* **Consigne 1**
Recopiez l'extrait sur le confinement en commençant à « On est moins » et en terminant à « encaisser la période... ».
* **Consigne 2**
Reprenez l'extrait sur le confinement là où il s'arrête et poursuivez-en le récit.

* **Extrait choisi**
-------
On est moins sollicités (exception faite des télétravailleurs avec enfants à la maison qui ont dû voir leur niveau de stress tripler et leurs capacités auditives régresser depuis trois semaines). On se détend un peu. Même Isabelle Autissier, que j’entendais l’autre jour à la radio, en parlait : «« Il y a des gens qui redécouvrent la maîtrise du temps, qui se disent que le matin quand je me lève j’organise ma journée comme je veux, je suis pas harcelé par tout le monde... on vit dans une société où le temps va de plus en plus vite. « J’ai pas le temps », c’est une expression terrible ! Ça nous donne l’occasion de reclasser les priorités ». Ça ne veut pas dire qu'on se la coule douce pour autant. Présidente du WWF France**, elle-même dit qu'en ce moment elle bosse à fond pour l’ONG. Bon, il faut dire aussi que quelques années à naviguer en solitaire, ça aide à encaisser la période...


Moi, ma priorité, a été de faire un grand tri. Un besoin qui traînait dans un coin de ma tête depuis des mois, que je repoussais constamment. Il y avait toujours plus urgent : un dégât des eaux à déclarer, un conduit de chaudière à déboucher, un syndic de copropriété à relancer/harceler/maudire, des CV à envoyer, des lettres de motivation à rédiger... Puis tout s’est arrêté. Net. Le confinement annoncé, mes recherches de boulot s’annonçaient vaines et le mot "tri" s'est mis à clignoter dans mon cerveau. Plus de pression, je peux me consacrer à ces choses que je me refusais jusque-là, par culpabilité.
-------
Enregistrements
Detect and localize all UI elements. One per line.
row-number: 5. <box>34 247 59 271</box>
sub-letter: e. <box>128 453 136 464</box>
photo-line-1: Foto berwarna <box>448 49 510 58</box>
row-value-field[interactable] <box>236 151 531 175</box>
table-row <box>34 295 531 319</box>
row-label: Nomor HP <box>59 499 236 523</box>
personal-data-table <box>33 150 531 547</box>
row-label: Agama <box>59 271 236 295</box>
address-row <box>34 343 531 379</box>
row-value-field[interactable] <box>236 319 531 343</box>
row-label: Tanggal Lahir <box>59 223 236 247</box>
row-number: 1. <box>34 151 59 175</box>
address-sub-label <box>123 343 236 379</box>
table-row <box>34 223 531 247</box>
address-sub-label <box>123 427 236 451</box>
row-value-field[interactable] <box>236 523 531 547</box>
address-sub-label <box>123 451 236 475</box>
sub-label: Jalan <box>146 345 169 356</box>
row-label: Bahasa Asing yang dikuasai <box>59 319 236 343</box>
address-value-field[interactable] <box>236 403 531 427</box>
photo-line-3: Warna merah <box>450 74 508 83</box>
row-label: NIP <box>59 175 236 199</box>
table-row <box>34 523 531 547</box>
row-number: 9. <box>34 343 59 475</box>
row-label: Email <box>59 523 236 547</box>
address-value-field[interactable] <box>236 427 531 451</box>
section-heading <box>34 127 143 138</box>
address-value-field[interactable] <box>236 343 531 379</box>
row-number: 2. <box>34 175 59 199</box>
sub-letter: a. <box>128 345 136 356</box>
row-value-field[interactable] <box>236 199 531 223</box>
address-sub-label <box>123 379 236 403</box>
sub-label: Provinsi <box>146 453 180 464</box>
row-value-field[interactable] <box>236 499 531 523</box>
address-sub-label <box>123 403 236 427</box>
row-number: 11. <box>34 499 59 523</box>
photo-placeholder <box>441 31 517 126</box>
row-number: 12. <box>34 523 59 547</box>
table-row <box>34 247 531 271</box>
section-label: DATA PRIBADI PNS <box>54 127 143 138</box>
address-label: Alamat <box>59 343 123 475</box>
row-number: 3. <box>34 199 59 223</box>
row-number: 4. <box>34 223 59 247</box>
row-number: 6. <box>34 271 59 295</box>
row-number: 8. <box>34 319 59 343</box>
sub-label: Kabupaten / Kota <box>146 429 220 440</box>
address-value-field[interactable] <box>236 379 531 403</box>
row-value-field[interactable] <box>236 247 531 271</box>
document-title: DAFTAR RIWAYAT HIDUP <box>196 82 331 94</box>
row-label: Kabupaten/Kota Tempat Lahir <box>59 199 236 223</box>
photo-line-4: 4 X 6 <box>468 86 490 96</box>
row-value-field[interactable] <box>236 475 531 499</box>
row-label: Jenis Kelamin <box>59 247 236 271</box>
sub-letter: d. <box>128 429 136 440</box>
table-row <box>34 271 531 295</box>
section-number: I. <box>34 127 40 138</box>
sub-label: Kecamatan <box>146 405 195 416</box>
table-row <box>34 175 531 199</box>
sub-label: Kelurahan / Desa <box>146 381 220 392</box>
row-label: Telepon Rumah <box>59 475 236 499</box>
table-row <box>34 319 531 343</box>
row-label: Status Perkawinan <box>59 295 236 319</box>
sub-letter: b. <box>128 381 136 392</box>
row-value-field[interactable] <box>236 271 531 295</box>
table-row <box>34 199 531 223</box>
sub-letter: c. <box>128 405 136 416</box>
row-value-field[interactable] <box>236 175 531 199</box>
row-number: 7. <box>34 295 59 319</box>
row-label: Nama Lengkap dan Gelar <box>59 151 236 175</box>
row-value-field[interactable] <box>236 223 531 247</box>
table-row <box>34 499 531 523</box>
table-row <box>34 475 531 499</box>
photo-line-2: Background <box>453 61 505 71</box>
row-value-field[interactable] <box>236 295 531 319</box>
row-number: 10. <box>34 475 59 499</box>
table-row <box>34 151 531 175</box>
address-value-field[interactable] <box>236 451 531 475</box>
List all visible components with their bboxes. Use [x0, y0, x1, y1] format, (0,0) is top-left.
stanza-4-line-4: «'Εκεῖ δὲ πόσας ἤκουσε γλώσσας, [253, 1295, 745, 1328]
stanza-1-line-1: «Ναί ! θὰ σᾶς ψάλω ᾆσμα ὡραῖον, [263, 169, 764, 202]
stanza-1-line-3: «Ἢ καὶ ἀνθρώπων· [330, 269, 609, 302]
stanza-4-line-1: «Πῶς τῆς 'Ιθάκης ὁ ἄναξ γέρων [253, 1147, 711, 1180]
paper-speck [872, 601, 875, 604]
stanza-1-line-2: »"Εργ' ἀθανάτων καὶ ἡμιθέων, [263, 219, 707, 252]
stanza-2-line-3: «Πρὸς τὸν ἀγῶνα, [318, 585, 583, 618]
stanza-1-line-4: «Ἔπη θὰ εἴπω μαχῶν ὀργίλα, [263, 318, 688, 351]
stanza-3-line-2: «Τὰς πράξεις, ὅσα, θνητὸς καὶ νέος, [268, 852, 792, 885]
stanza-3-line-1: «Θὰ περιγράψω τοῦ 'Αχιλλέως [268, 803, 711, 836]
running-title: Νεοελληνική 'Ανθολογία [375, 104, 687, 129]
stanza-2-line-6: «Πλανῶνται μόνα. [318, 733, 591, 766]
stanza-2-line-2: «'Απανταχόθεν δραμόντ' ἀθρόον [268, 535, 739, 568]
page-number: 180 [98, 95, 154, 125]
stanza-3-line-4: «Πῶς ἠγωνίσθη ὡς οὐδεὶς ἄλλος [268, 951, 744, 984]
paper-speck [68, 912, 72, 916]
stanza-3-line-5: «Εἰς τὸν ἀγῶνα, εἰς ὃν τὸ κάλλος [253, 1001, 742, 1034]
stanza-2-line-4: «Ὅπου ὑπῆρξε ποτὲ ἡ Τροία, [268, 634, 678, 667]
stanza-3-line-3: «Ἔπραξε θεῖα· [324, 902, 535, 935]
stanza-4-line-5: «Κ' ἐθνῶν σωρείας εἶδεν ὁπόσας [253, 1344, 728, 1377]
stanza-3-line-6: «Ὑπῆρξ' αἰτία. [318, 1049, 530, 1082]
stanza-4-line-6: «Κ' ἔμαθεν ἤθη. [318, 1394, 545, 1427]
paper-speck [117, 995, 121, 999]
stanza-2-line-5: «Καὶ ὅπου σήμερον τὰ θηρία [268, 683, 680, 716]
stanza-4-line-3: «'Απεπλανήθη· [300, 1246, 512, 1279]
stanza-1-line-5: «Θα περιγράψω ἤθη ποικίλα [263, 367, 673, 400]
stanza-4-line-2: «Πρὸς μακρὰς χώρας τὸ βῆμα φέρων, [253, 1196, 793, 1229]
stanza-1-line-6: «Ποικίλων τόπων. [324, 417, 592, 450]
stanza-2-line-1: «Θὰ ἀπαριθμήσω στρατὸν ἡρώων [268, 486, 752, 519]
-------
* **Réponse 1**
On est moins sollicités (exception faite des télétravailleurs avec enfants à la maison qui ont dû voir leur niveau de stress tripler et leurs capacités auditives régresser depuis trois semaines). On se détend un peu. Même Isabelle Autissier, que j’entendais l’autre jour à la radio, en parlait : «« Il y a des gens qui redécouvrent la maîtrise du temps, qui se disent que le matin quand je me lève j’organise ma journée comme je veux, je suis pas harcelé par tout le monde... on vit dans une société où le temps va de plus en plus vite. « J’ai pas le temps », c’est une expression terrible ! Ça nous donne l’occasion de reclasser les priorités ». Ça ne veut pas dire qu'on se la coule douce pour autant. Présidente du WWF France**, elle-même dit qu'en ce moment elle bosse à fond pour l’ONG. Bon, il faut dire aussi que quelques années à naviguer en solitaire, ça aide à encaisser la période...

* **Réponse 2**
Chacun y va de son rangement, de son expérimentation, de ses révélations. Mon père a trié les pots de peinture oubliés depuis des années au fond de la cave. Laurent a mis en place spontanément, avec une amie anthropologue, un questionnaire de confinement qu’il envoie autour de lui pour récolter de la matière destinée à de futures études sur le phénomène. Nicolas s’est mis à la poésie et publie ses textes sur Facebook. Anne-Cécile a dévoilé ses talents de ventriloque sur les réseaux sociaux. Emilie, qui songeait déjà au télétravail, est passée à l’action et se délecte de ses pauses café depuis son salon avec vue sur la campagne. Quand elle veut voir ses collègues, elle fait des pauses cafés virtuelles. Dominique, qui vit dans le sud, a sorti le vélo d’appartement dans le jardin. La liste est encore longue.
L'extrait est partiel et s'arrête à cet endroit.